**Task objective:** Give back the full listing verbatim, apart from its images.

**Data in this exercise:**
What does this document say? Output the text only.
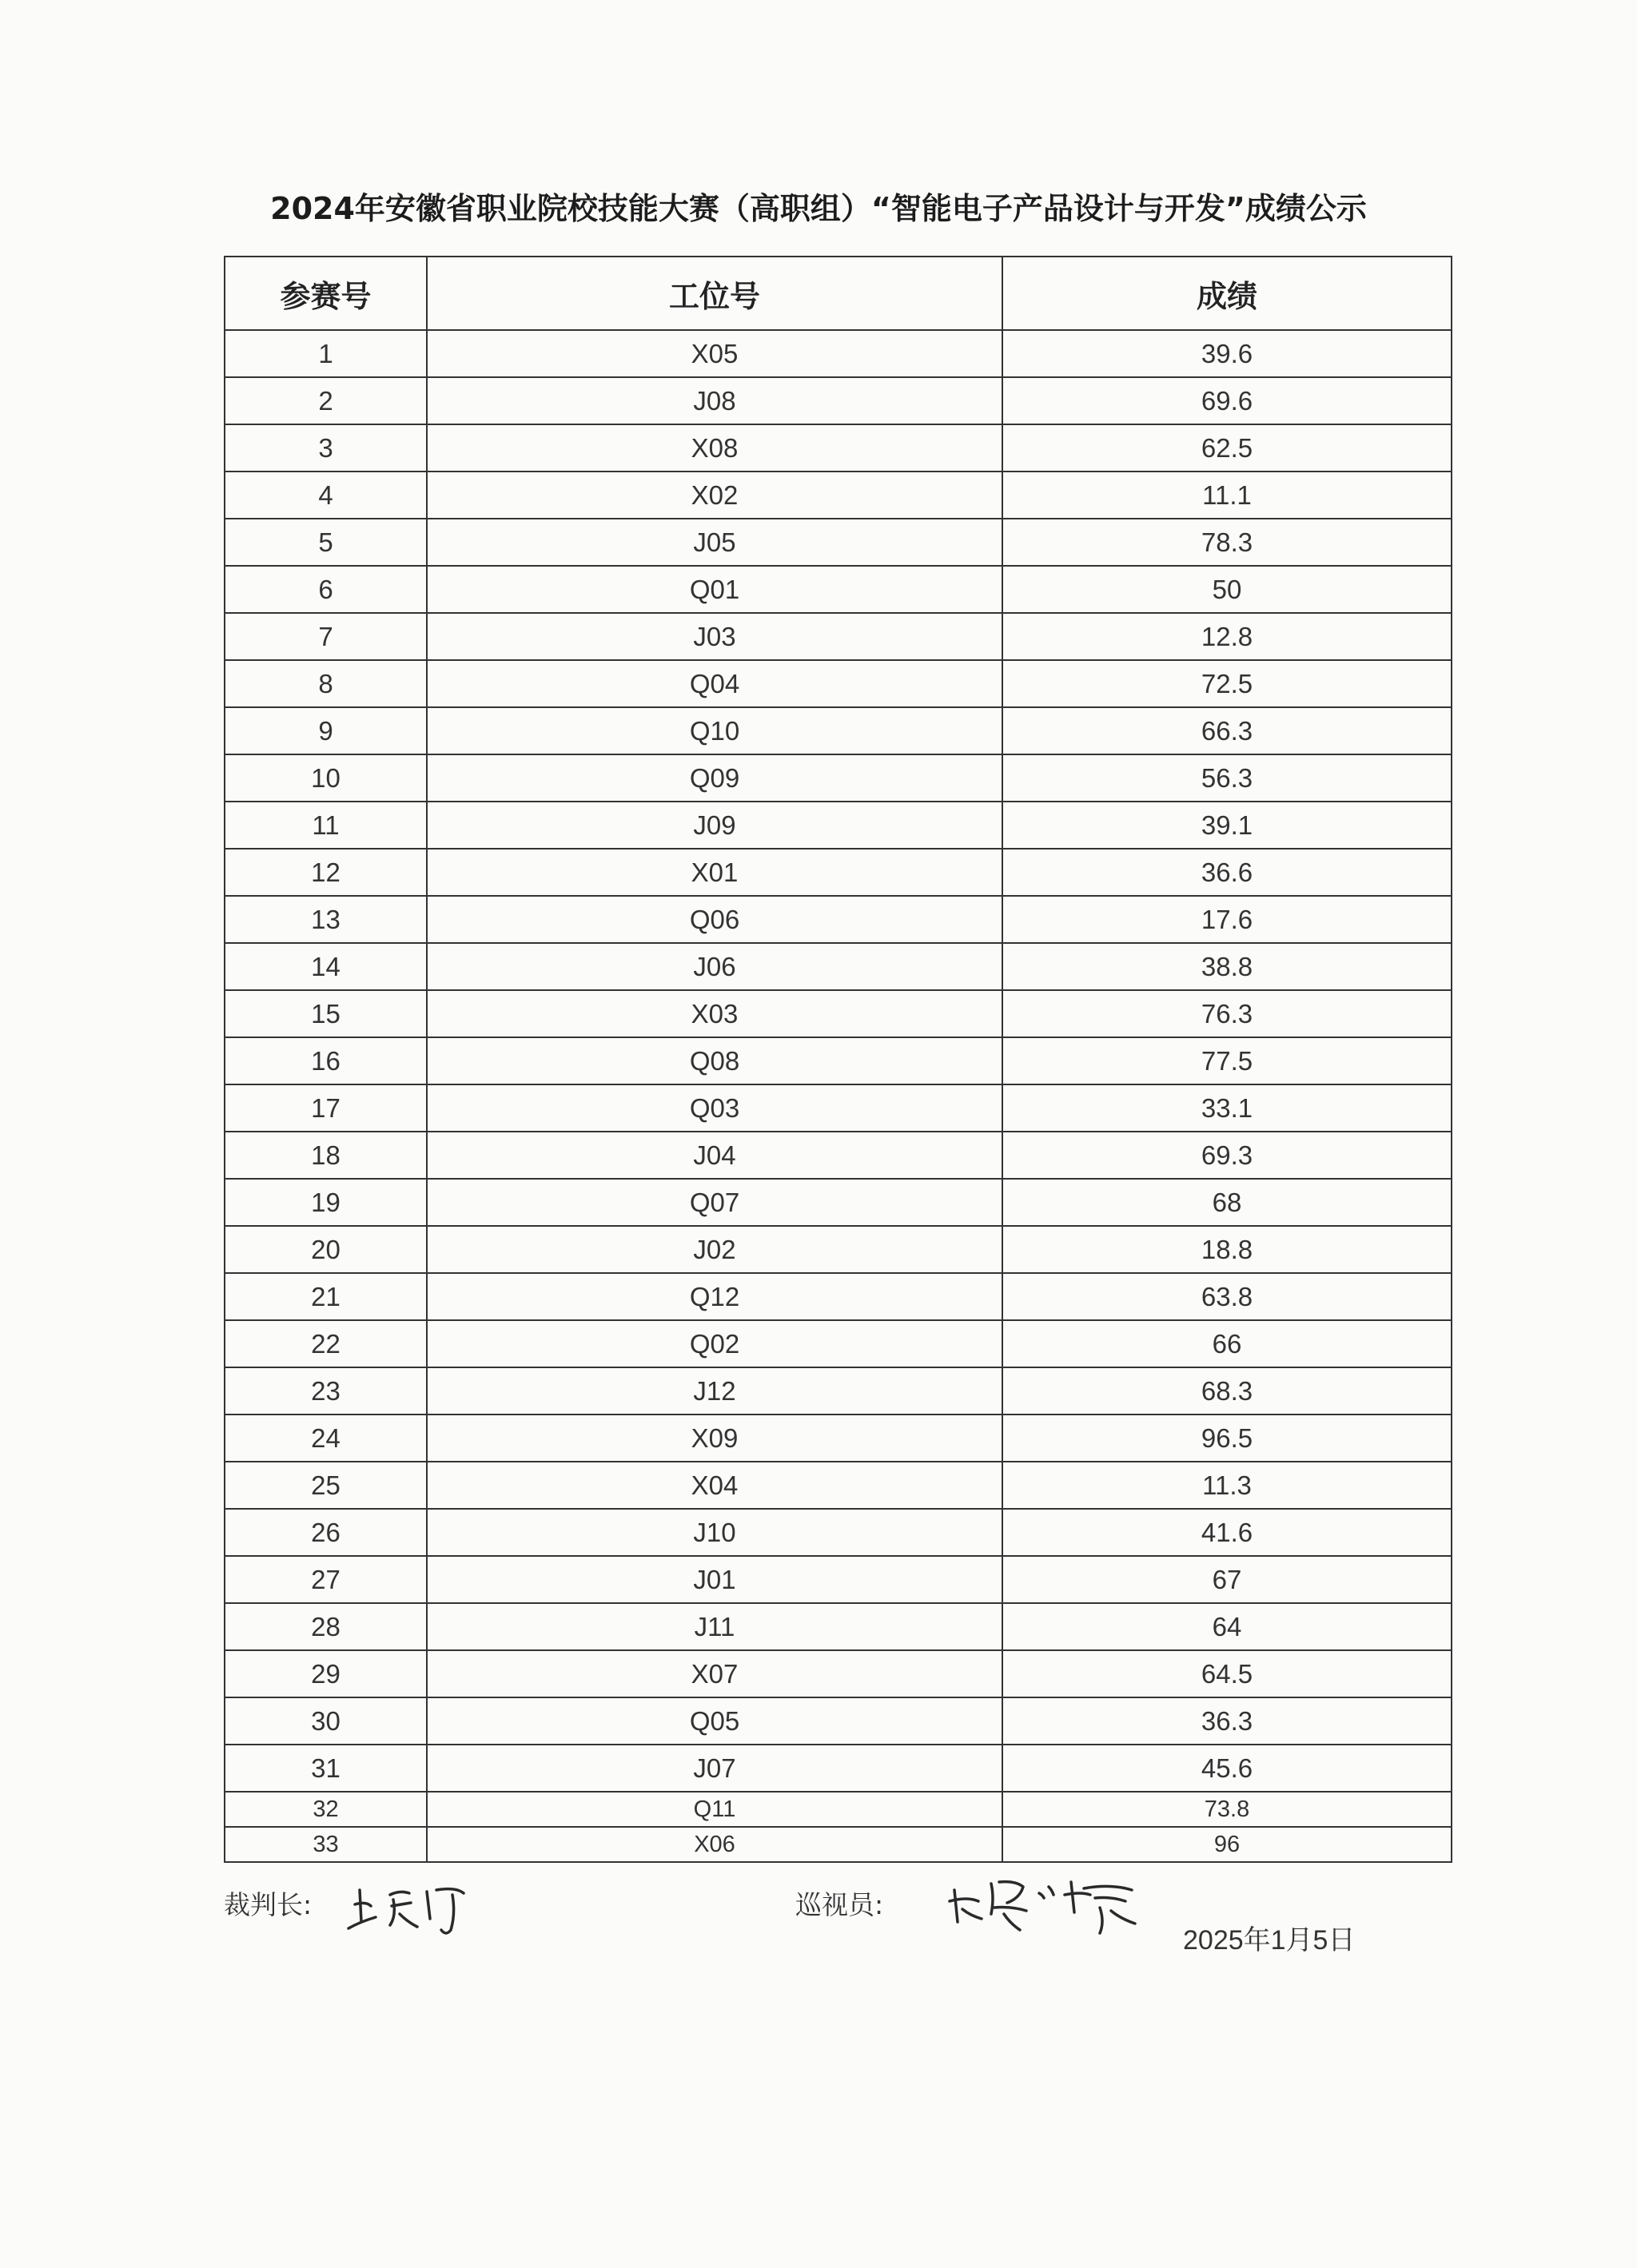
2024年安徽省职业院校技能大赛（高职组）“智能电子产品设计与开发”成绩公示
参赛号	工位号	成绩
1	X05	39.6
2	J08	69.6
3	X08	62.5
4	X02	11.1
5	J05	78.3
6	Q01	50
7	J03	12.8
8	Q04	72.5
9	Q10	66.3
10	Q09	56.3
11	J09	39.1
12	X01	36.6
13	Q06	17.6
14	J06	38.8
15	X03	76.3
16	Q08	77.5
17	Q03	33.1
18	J04	69.3
19	Q07	68
20	J02	18.8
21	Q12	63.8
22	Q02	66
23	J12	68.3
24	X09	96.5
25	X04	11.3
26	J10	41.6
27	J01	67
28	J11	64
29	X07	64.5
30	Q05	36.3
31	J07	45.6
32	Q11	73.8
33	X06	96
裁判长:	巡视员:
2025年1月5日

**Exercise result:**
What does this document say? Output the text only.
2024年安徽省职业院校技能大赛（高职组）“智能电子产品设计与开发”成绩公示
参赛号	工位号	成绩
1	X05	39.6
2	J08	69.6
3	X08	62.5
4	X02	11.1
5	J05	78.3
6	Q01	50
7	J03	12.8
8	Q04	72.5
9	Q10	66.3
10	Q09	56.3
11	J09	39.1
12	X01	36.6
13	Q06	17.6
14	J06	38.8
15	X03	76.3
16	Q08	77.5
17	Q03	33.1
18	J04	69.3
19	Q07	68
20	J02	18.8
21	Q12	63.8
22	Q02	66
23	J12	68.3
24	X09	96.5
25	X04	11.3
26	J10	41.6
27	J01	67
28	J11	64
29	X07	64.5
30	Q05	36.3
31	J07	45.6
32	Q11	73.8
33	X06	96
裁判长:	巡视员:
2025年1月5日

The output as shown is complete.